### Instructions to follow
In your copy, leave out the pictures; write out all the data exactly.

[Dataset items]
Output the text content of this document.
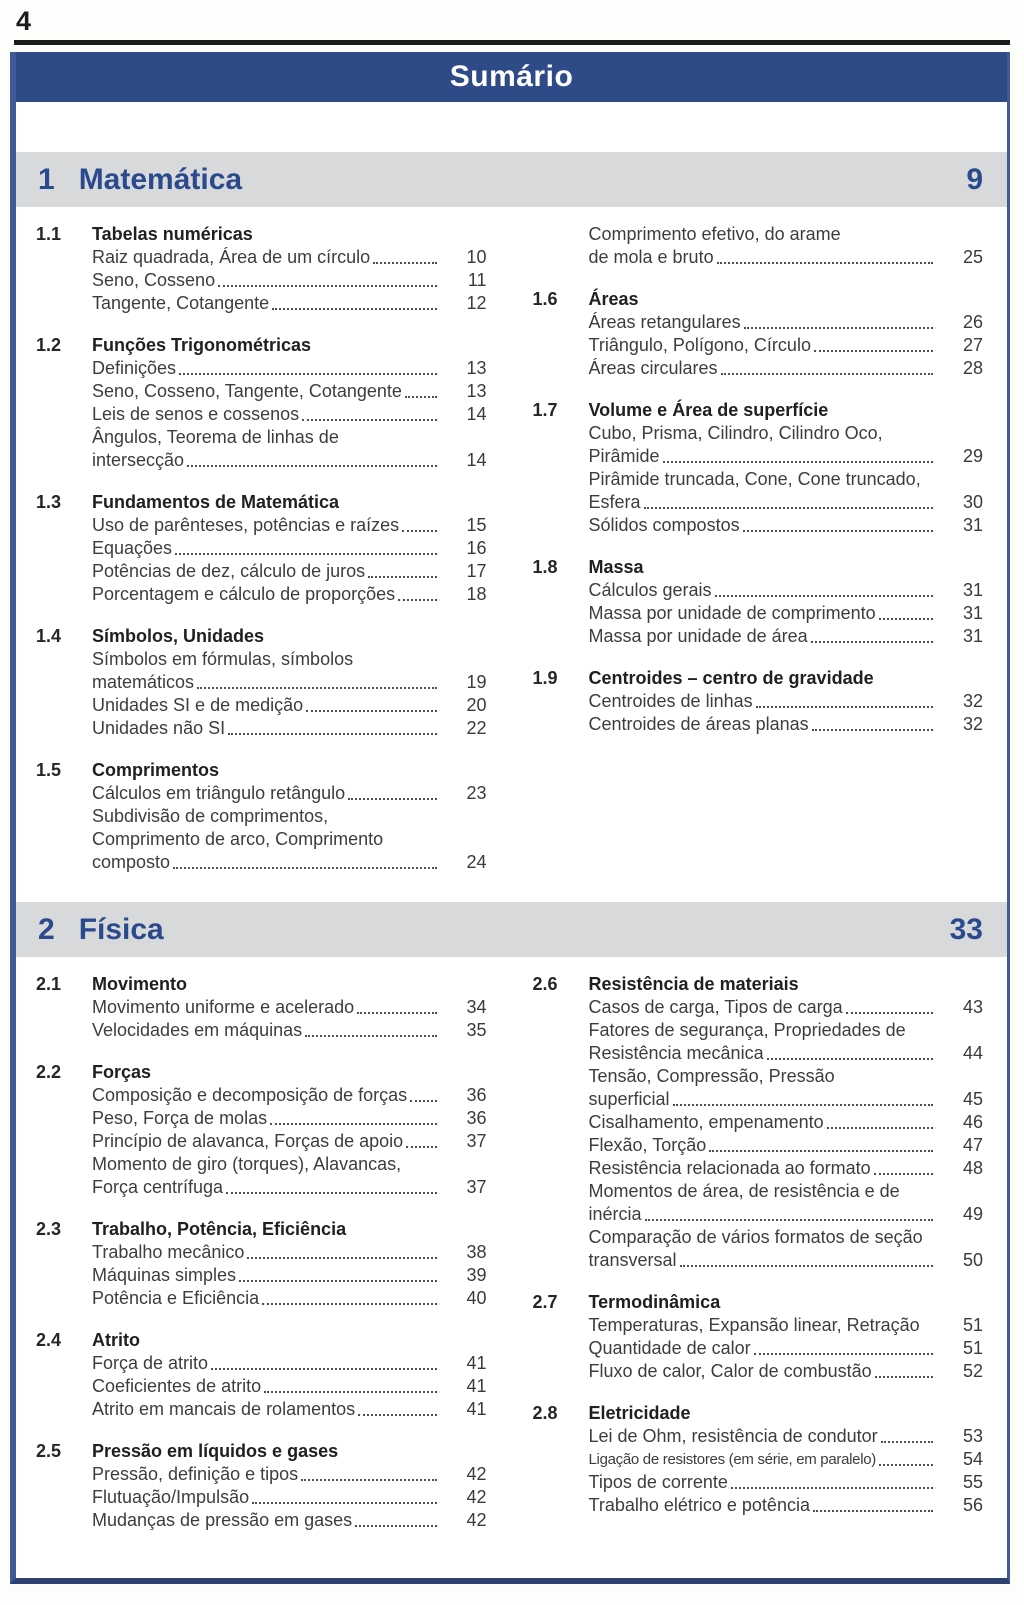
4
Sumário
1 Matemática	9
1.1	Tabelas numéricas
Raiz quadrada, Área de um círculo	10
Seno, Cosseno	11
Tangente, Cotangente	12
1.2	Funções Trigonométricas
Definições	13
Seno, Cosseno, Tangente, Cotangente	13
Leis de senos e cossenos	14
Ângulos, Teorema de linhas de
intersecção	14
1.3	Fundamentos de Matemática
Uso de parênteses, potências e raízes	15
Equações	16
Potências de dez, cálculo de juros	17
Porcentagem e cálculo de proporções	18
1.4	Símbolos, Unidades
Símbolos em fórmulas, símbolos
matemáticos	19
Unidades SI e de medição	20
Unidades não SI	22
1.5	Comprimentos
Cálculos em triângulo retângulo	23
Subdivisão de comprimentos,
Comprimento de arco, Comprimento
composto	24
Comprimento efetivo, do arame
de mola e bruto	25
1.6	Áreas
Áreas retangulares	26
Triângulo, Polígono, Círculo	27
Áreas circulares	28
1.7	Volume e Área de superfície
Cubo, Prisma, Cilindro, Cilindro Oco,
Pirâmide	29
Pirâmide truncada, Cone, Cone truncado,
Esfera	30
Sólidos compostos	31
1.8	Massa
Cálculos gerais	31
Massa por unidade de comprimento	31
Massa por unidade de área	31
1.9	Centroides – centro de gravidade
Centroides de linhas	32
Centroides de áreas planas	32
2 Física	33
2.1	Movimento
Movimento uniforme e acelerado	34
Velocidades em máquinas	35
2.2	Forças
Composição e decomposição de forças	36
Peso, Força de molas	36
Princípio de alavanca, Forças de apoio	37
Momento de giro (torques), Alavancas,
Força centrífuga	37
2.3	Trabalho, Potência, Eficiência
Trabalho mecânico	38
Máquinas simples	39
Potência e Eficiência	40
2.4	Atrito
Força de atrito	41
Coeficientes de atrito	41
Atrito em mancais de rolamentos	41
2.5	Pressão em líquidos e gases
Pressão, definição e tipos	42
Flutuação/Impulsão	42
Mudanças de pressão em gases	42
2.6	Resistência de materiais
Casos de carga, Tipos de carga	43
Fatores de segurança, Propriedades de
Resistência mecânica	44
Tensão, Compressão, Pressão
superficial	45
Cisalhamento, empenamento	46
Flexão, Torção	47
Resistência relacionada ao formato	48
Momentos de área, de resistência e de
inércia	49
Comparação de vários formatos de seção
transversal	50
2.7	Termodinâmica
Temperaturas, Expansão linear, Retração	51
Quantidade de calor	51
Fluxo de calor, Calor de combustão	52
2.8	Eletricidade
Lei de Ohm, resistência de condutor	53
Ligação de resistores (em série, em paralelo)	54
Tipos de corrente	55
Trabalho elétrico e potência	56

### Solved exercise
Output the text content of this document.
4
Sumário
1 Matemática	9
1.1	Tabelas numéricas
Raiz quadrada, Área de um círculo	10
Seno, Cosseno	11
Tangente, Cotangente	12
1.2	Funções Trigonométricas
Definições	13
Seno, Cosseno, Tangente, Cotangente	13
Leis de senos e cossenos	14
Ângulos, Teorema de linhas de
intersecção	14
1.3	Fundamentos de Matemática
Uso de parênteses, potências e raízes	15
Equações	16
Potências de dez, cálculo de juros	17
Porcentagem e cálculo de proporções	18
1.4	Símbolos, Unidades
Símbolos em fórmulas, símbolos
matemáticos	19
Unidades SI e de medição	20
Unidades não SI	22
1.5	Comprimentos
Cálculos em triângulo retângulo	23
Subdivisão de comprimentos,
Comprimento de arco, Comprimento
composto	24
Comprimento efetivo, do arame
de mola e bruto	25
1.6	Áreas
Áreas retangulares	26
Triângulo, Polígono, Círculo	27
Áreas circulares	28
1.7	Volume e Área de superfície
Cubo, Prisma, Cilindro, Cilindro Oco,
Pirâmide	29
Pirâmide truncada, Cone, Cone truncado,
Esfera	30
Sólidos compostos	31
1.8	Massa
Cálculos gerais	31
Massa por unidade de comprimento	31
Massa por unidade de área	31
1.9	Centroides – centro de gravidade
Centroides de linhas	32
Centroides de áreas planas	32
2 Física	33
2.1	Movimento
Movimento uniforme e acelerado	34
Velocidades em máquinas	35
2.2	Forças
Composição e decomposição de forças	36
Peso, Força de molas	36
Princípio de alavanca, Forças de apoio	37
Momento de giro (torques), Alavancas,
Força centrífuga	37
2.3	Trabalho, Potência, Eficiência
Trabalho mecânico	38
Máquinas simples	39
Potência e Eficiência	40
2.4	Atrito
Força de atrito	41
Coeficientes de atrito	41
Atrito em mancais de rolamentos	41
2.5	Pressão em líquidos e gases
Pressão, definição e tipos	42
Flutuação/Impulsão	42
Mudanças de pressão em gases	42
2.6	Resistência de materiais
Casos de carga, Tipos de carga	43
Fatores de segurança, Propriedades de
Resistência mecânica	44
Tensão, Compressão, Pressão
superficial	45
Cisalhamento, empenamento	46
Flexão, Torção	47
Resistência relacionada ao formato	48
Momentos de área, de resistência e de
inércia	49
Comparação de vários formatos de seção
transversal	50
2.7	Termodinâmica
Temperaturas, Expansão linear, Retração	51
Quantidade de calor	51
Fluxo de calor, Calor de combustão	52
2.8	Eletricidade
Lei de Ohm, resistência de condutor	53
Ligação de resistores (em série, em paralelo)	54
Tipos de corrente	55
Trabalho elétrico e potência	56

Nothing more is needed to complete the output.